- **Aim of the task**:
All the data should be repeated exactly. Any image in it is left out.

* begin Records for this task *

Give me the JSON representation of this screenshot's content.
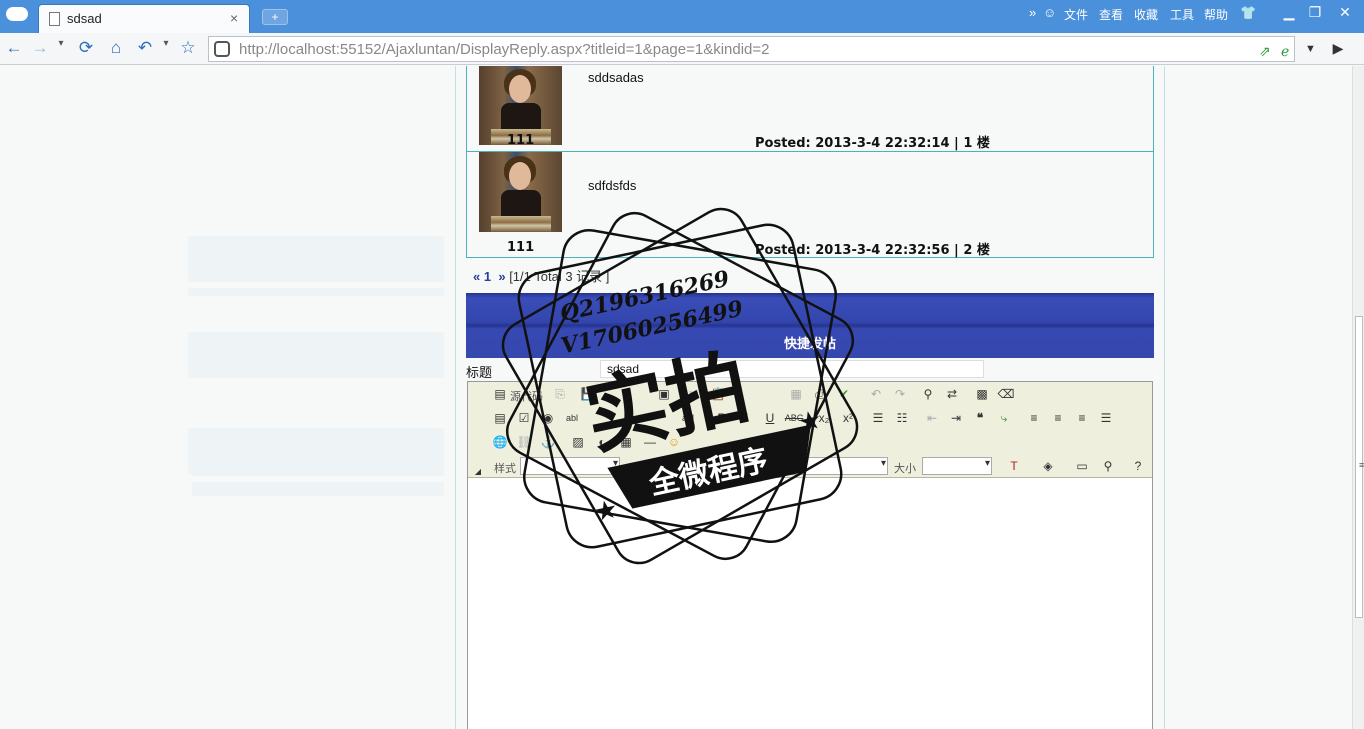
{
  "browser": {
    "tab_title": "sdsad",
    "tab_close": "×",
    "new_tab": "+",
    "menu": {
      "file": "文件",
      "view": "查看",
      "favorites": "收藏",
      "tools": "工具",
      "help": "帮助"
    },
    "url_host": "http://localhost",
    "url_rest": ":55152/Ajaxluntan/DisplayReply.aspx?titleid=1&page=1&kindid=2"
  },
  "replies": [
    {
      "user": "111",
      "content": "sddsadas",
      "posted": "Posted: 2013-3-4 22:32:14 | 1 楼"
    },
    {
      "user": "111",
      "content": "sdfdsfds",
      "posted": "Posted: 2013-3-4 22:32:56 | 2 楼"
    }
  ],
  "pager": {
    "prev": "«",
    "current": "1",
    "next": "»",
    "summary": "[1/1 Total 3 记录 ]"
  },
  "quick_post": {
    "header": "快捷发帖",
    "title_label": "标题",
    "title_value": "sdsad"
  },
  "editor": {
    "source_label": "源代码",
    "style_label": "样式",
    "size_label": "大小"
  },
  "watermark": {
    "line1": "Q2196316269",
    "line2": "V17060256499",
    "big": "实拍",
    "banner": "全微程序"
  },
  "colors": {
    "titlebar": "#4a90db",
    "quickbar": "#3346ad",
    "reply_border": "#4ab2b8"
  }
}
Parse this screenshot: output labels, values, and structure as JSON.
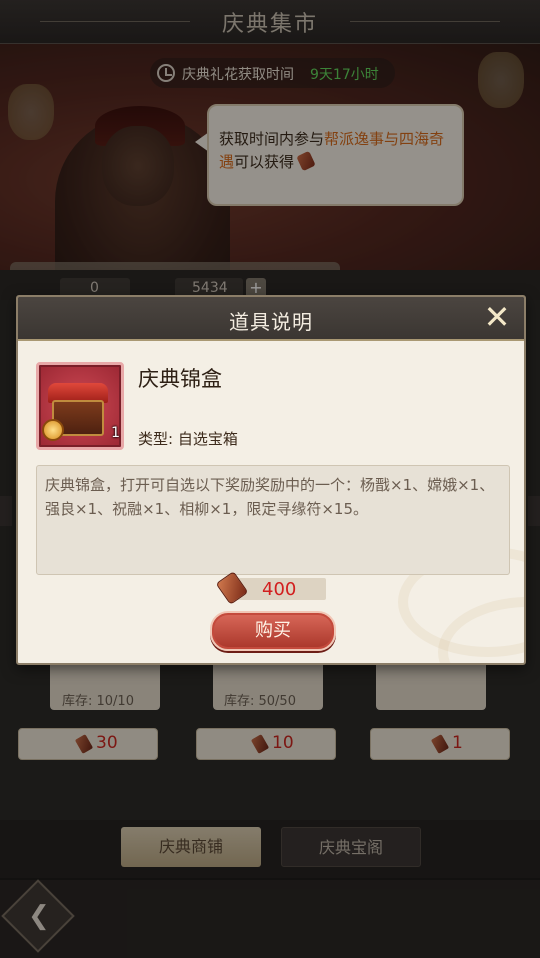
{
  "header": {
    "title": "庆典集市"
  },
  "banner": {
    "timer_label": "庆典礼花获取时间",
    "timer_value": "9天17小时",
    "speech_part1": "获取时间内参与",
    "speech_highlight": "帮派逸事与四海奇遇",
    "speech_part2": "可以获得"
  },
  "currency": {
    "first_value": "0",
    "second_value": "5434",
    "plus_label": "+"
  },
  "shop": {
    "items": [
      {
        "stock_label": "库存: 10/10",
        "price": "30"
      },
      {
        "stock_label": "库存: 50/50",
        "price": "10"
      },
      {
        "stock_label": "",
        "price": "1"
      }
    ]
  },
  "tabs": [
    {
      "label": "庆典商铺",
      "active": true
    },
    {
      "label": "庆典宝阁",
      "active": false
    }
  ],
  "modal": {
    "title": "道具说明",
    "close_icon": "close-x",
    "item_name": "庆典锦盒",
    "item_count": "1",
    "item_type": "类型: 自选宝箱",
    "description": "庆典锦盒，打开可自选以下奖励奖励中的一个：杨戬×1、嫦娥×1、强良×1、祝融×1、相柳×1，限定寻缘符×15。",
    "price": "400",
    "buy_label": "购买"
  },
  "colors": {
    "accent_red": "#d21e1e",
    "timer_green": "#61d35b",
    "highlight_orange": "#d46a1c"
  }
}
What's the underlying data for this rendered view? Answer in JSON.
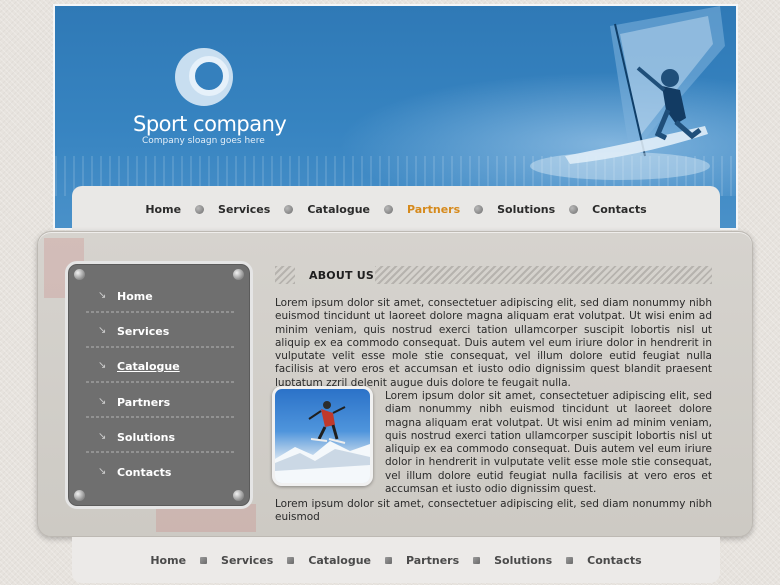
{
  "brand": {
    "title": "Sport company",
    "slogan": "Company sloagn goes here"
  },
  "nav": {
    "items": [
      {
        "label": "Home"
      },
      {
        "label": "Services"
      },
      {
        "label": "Catalogue"
      },
      {
        "label": "Partners",
        "active": true
      },
      {
        "label": "Solutions"
      },
      {
        "label": "Contacts"
      }
    ],
    "active_color": "#d68a1c"
  },
  "sidebar": {
    "items": [
      {
        "label": "Home"
      },
      {
        "label": "Services"
      },
      {
        "label": "Catalogue",
        "active": true
      },
      {
        "label": "Partners"
      },
      {
        "label": "Solutions"
      },
      {
        "label": "Contacts"
      }
    ]
  },
  "about": {
    "title": "ABOUT US",
    "para1": "Lorem ipsum dolor sit amet, consectetuer adipiscing elit, sed diam nonummy nibh euismod tincidunt ut laoreet dolore magna aliquam erat volutpat. Ut wisi enim ad minim veniam, quis nostrud exerci tation ullamcorper suscipit lobortis nisl ut aliquip ex ea commodo consequat. Duis autem vel eum iriure dolor in hendrerit in vulputate velit esse mole stie consequat, vel illum dolore eutid feugiat nulla facilisis at vero eros et accumsan et iusto odio dignissim quest blandit praesent luptatum zzril delenit augue duis dolore te feugait nulla.",
    "para2": "Lorem ipsum dolor sit amet, consectetuer adipiscing elit, sed diam nonummy nibh euismod tincidunt ut laoreet dolore magna aliquam erat volutpat. Ut wisi enim ad minim veniam, quis nostrud exerci tation ullamcorper suscipit lobortis nisl ut aliquip ex ea commodo consequat. Duis autem vel eum iriure dolor in hendrerit in vulputate velit esse mole stie consequat, vel illum dolore eutid feugiat nulla facilisis at vero eros et accumsan et iusto odio dignissim quest.",
    "para3": "Lorem ipsum dolor sit amet, consectetuer adipiscing elit, sed diam nonummy nibh euismod"
  },
  "footer": {
    "items": [
      {
        "label": "Home"
      },
      {
        "label": "Services"
      },
      {
        "label": "Catalogue"
      },
      {
        "label": "Partners"
      },
      {
        "label": "Solutions"
      },
      {
        "label": "Contacts"
      }
    ]
  },
  "icons": {
    "logo": "logo-ring-icon",
    "nav_separator": "dot-icon",
    "sidebar_arrow": "arrow-down-right-icon",
    "rivet": "rivet-icon"
  }
}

* end Records for this task *

- **Worked solution**:
Give me the JSON representation of this screenshot's content.
{
  "browser": {
    "tab_title": "sdsad",
    "tab_close": "×",
    "new_tab": "+",
    "menu": {
      "file": "文件",
      "view": "查看",
      "favorites": "收藏",
      "tools": "工具",
      "help": "帮助"
    },
    "url_host": "http://localhost",
    "url_rest": ":55152/Ajaxluntan/DisplayReply.aspx?titleid=1&page=1&kindid=2"
  },
  "replies": [
    {
      "user": "111",
      "content": "sddsadas",
      "posted": "Posted: 2013-3-4 22:32:14 | 1 楼"
    },
    {
      "user": "111",
      "content": "sdfdsfds",
      "posted": "Posted: 2013-3-4 22:32:56 | 2 楼"
    }
  ],
  "pager": {
    "prev": "«",
    "current": "1",
    "next": "»",
    "summary": "[1/1 Total 3 记录 ]"
  },
  "quick_post": {
    "header": "快捷发帖",
    "title_label": "标题",
    "title_value": "sdsad"
  },
  "editor": {
    "source_label": "源代码",
    "style_label": "样式",
    "size_label": "大小"
  },
  "watermark": {
    "line1": "Q2196316269",
    "line2": "V17060256499",
    "big": "实拍",
    "banner": "全微程序"
  },
  "colors": {
    "titlebar": "#4a90db",
    "quickbar": "#3346ad",
    "reply_border": "#4ab2b8"
  }
}
Parse this screenshot: output labels, values, and structure as JSON.
{
  "header": {
    "title": "庆典集市"
  },
  "banner": {
    "timer_label": "庆典礼花获取时间",
    "timer_value": "9天17小时",
    "speech_part1": "获取时间内参与",
    "speech_highlight": "帮派逸事与四海奇遇",
    "speech_part2": "可以获得"
  },
  "currency": {
    "first_value": "0",
    "second_value": "5434",
    "plus_label": "+"
  },
  "shop": {
    "items": [
      {
        "stock_label": "库存: 10/10",
        "price": "30"
      },
      {
        "stock_label": "库存: 50/50",
        "price": "10"
      },
      {
        "stock_label": "",
        "price": "1"
      }
    ]
  },
  "tabs": [
    {
      "label": "庆典商铺",
      "active": true
    },
    {
      "label": "庆典宝阁",
      "active": false
    }
  ],
  "modal": {
    "title": "道具说明",
    "close_icon": "close-x",
    "item_name": "庆典锦盒",
    "item_count": "1",
    "item_type": "类型: 自选宝箱",
    "description": "庆典锦盒，打开可自选以下奖励奖励中的一个：杨戬×1、嫦娥×1、强良×1、祝融×1、相柳×1，限定寻缘符×15。",
    "price": "400",
    "buy_label": "购买"
  },
  "colors": {
    "accent_red": "#d21e1e",
    "timer_green": "#61d35b",
    "highlight_orange": "#d46a1c"
  }
}
What's the underlying data for this rendered view? Answer in JSON.
{
  "brand": {
    "title": "Sport company",
    "slogan": "Company sloagn goes here"
  },
  "nav": {
    "items": [
      {
        "label": "Home"
      },
      {
        "label": "Services"
      },
      {
        "label": "Catalogue"
      },
      {
        "label": "Partners",
        "active": true
      },
      {
        "label": "Solutions"
      },
      {
        "label": "Contacts"
      }
    ],
    "active_color": "#d68a1c"
  },
  "sidebar": {
    "items": [
      {
        "label": "Home"
      },
      {
        "label": "Services"
      },
      {
        "label": "Catalogue",
        "active": true
      },
      {
        "label": "Partners"
      },
      {
        "label": "Solutions"
      },
      {
        "label": "Contacts"
      }
    ]
  },
  "about": {
    "title": "ABOUT US",
    "para1": "Lorem ipsum dolor sit amet, consectetuer adipiscing elit, sed diam nonummy nibh euismod tincidunt ut laoreet dolore magna aliquam erat volutpat. Ut wisi enim ad minim veniam, quis nostrud exerci tation ullamcorper suscipit lobortis nisl ut aliquip ex ea commodo consequat. Duis autem vel eum iriure dolor in hendrerit in vulputate velit esse mole stie consequat, vel illum dolore eutid feugiat nulla facilisis at vero eros et accumsan et iusto odio dignissim quest blandit praesent luptatum zzril delenit augue duis dolore te feugait nulla.",
    "para2": "Lorem ipsum dolor sit amet, consectetuer adipiscing elit, sed diam nonummy nibh euismod tincidunt ut laoreet dolore magna aliquam erat volutpat. Ut wisi enim ad minim veniam, quis nostrud exerci tation ullamcorper suscipit lobortis nisl ut aliquip ex ea commodo consequat. Duis autem vel eum iriure dolor in hendrerit in vulputate velit esse mole stie consequat, vel illum dolore eutid feugiat nulla facilisis at vero eros et accumsan et iusto odio dignissim quest.",
    "para3": "Lorem ipsum dolor sit amet, consectetuer adipiscing elit, sed diam nonummy nibh euismod"
  },
  "footer": {
    "items": [
      {
        "label": "Home"
      },
      {
        "label": "Services"
      },
      {
        "label": "Catalogue"
      },
      {
        "label": "Partners"
      },
      {
        "label": "Solutions"
      },
      {
        "label": "Contacts"
      }
    ]
  },
  "icons": {
    "logo": "logo-ring-icon",
    "nav_separator": "dot-icon",
    "sidebar_arrow": "arrow-down-right-icon",
    "rivet": "rivet-icon"
  }
}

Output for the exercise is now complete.